(A block of data)
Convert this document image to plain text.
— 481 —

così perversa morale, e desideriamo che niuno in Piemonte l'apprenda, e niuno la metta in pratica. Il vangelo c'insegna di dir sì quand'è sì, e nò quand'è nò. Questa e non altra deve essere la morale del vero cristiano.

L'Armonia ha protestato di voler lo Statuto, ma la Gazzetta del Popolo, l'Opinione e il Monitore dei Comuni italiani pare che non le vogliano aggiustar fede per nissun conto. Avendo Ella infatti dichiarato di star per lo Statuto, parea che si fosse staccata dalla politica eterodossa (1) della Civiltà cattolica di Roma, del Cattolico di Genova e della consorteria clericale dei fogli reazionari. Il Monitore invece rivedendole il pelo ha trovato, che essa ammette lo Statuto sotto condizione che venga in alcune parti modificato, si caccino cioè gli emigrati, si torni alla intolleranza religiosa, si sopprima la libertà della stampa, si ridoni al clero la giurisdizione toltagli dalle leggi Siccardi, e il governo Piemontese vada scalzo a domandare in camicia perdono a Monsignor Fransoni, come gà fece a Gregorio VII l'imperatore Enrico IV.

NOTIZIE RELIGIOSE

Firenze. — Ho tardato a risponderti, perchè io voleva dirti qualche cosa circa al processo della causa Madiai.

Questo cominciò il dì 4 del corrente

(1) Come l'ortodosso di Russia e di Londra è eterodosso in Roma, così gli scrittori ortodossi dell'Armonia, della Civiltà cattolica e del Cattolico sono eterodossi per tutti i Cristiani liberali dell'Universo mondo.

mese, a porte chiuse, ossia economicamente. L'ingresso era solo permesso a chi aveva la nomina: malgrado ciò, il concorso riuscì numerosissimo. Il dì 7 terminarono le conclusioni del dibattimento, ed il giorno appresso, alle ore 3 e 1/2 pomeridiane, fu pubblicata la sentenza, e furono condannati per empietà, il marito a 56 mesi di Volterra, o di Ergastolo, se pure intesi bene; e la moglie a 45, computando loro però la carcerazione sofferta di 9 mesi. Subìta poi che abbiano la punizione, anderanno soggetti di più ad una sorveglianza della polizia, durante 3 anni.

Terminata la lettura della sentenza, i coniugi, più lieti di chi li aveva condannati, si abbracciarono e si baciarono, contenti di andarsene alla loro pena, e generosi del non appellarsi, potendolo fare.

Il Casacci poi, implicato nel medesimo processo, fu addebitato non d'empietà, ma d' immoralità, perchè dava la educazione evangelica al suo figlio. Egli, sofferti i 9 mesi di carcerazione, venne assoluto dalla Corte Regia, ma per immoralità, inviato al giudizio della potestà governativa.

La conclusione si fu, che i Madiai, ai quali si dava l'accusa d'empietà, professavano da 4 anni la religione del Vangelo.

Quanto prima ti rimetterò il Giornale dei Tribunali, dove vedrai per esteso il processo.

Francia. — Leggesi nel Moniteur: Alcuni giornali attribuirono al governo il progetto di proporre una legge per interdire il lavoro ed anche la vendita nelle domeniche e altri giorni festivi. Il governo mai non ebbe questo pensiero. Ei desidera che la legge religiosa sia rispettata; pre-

What needs to be done:
Restate the whole listing exactly, leaving out nothing.

Solution to this task:
Convert this document image to plain text.
— 481 —

così perversa morale, e desideriamo che niuno in Piemonte l'apprenda, e niuno la metta in pratica. Il vangelo c'insegna di dir sì quand'è sì, e nò quand'è nò. Questa e non altra deve essere la morale del vero cristiano.

L'Armonia ha protestato di voler lo Statuto, ma la Gazzetta del Popolo, l'Opinione e il Monitore dei Comuni italiani pare che non le vogliano aggiustar fede per nissun conto. Avendo Ella infatti dichiarato di star per lo Statuto, parea che si fosse staccata dalla politica eterodossa (1) della Civiltà cattolica di Roma, del Cattolico di Genova e della consorteria clericale dei fogli reazionari. Il Monitore invece rivedendole il pelo ha trovato, che essa ammette lo Statuto sotto condizione che venga in alcune parti modificato, si caccino cioè gli emigrati, si torni alla intolleranza religiosa, si sopprima la libertà della stampa, si ridoni al clero la giurisdizione toltagli dalle leggi Siccardi, e il governo Piemontese vada scalzo a domandare in camicia perdono a Monsignor Fransoni, come gà fece a Gregorio VII l'imperatore Enrico IV.

NOTIZIE RELIGIOSE

Firenze. — Ho tardato a risponderti, perchè io voleva dirti qualche cosa circa al processo della causa Madiai.

Questo cominciò il dì 4 del corrente

(1) Come l'ortodosso di Russia e di Londra è eterodosso in Roma, così gli scrittori ortodossi dell'Armonia, della Civiltà cattolica e del Cattolico sono eterodossi per tutti i Cristiani liberali dell'Universo mondo.

mese, a porte chiuse, ossia economicamente. L'ingresso era solo permesso a chi aveva la nomina: malgrado ciò, il concorso riuscì numerosissimo. Il dì 7 terminarono le conclusioni del dibattimento, ed il giorno appresso, alle ore 3 e 1/2 pomeridiane, fu pubblicata la sentenza, e furono condannati per empietà, il marito a 56 mesi di Volterra, o di Ergastolo, se pure intesi bene; e la moglie a 45, computando loro però la carcerazione sofferta di 9 mesi. Subìta poi che abbiano la punizione, anderanno soggetti di più ad una sorveglianza della polizia, durante 3 anni.

Terminata la lettura della sentenza, i coniugi, più lieti di chi li aveva condannati, si abbracciarono e si baciarono, contenti di andarsene alla loro pena, e generosi del non appellarsi, potendolo fare.

Il Casacci poi, implicato nel medesimo processo, fu addebitato non d'empietà, ma d' immoralità, perchè dava la educazione evangelica al suo figlio. Egli, sofferti i 9 mesi di carcerazione, venne assoluto dalla Corte Regia, ma per immoralità, inviato al giudizio della potestà governativa.

La conclusione si fu, che i Madiai, ai quali si dava l'accusa d'empietà, professavano da 4 anni la religione del Vangelo.

Quanto prima ti rimetterò il Giornale dei Tribunali, dove vedrai per esteso il processo.

Francia. — Leggesi nel Moniteur: Alcuni giornali attribuirono al governo il progetto di proporre una legge per interdire il lavoro ed anche la vendita nelle domeniche e altri giorni festivi. Il governo mai non ebbe questo pensiero. Ei desidera che la legge religiosa sia rispettata; pre-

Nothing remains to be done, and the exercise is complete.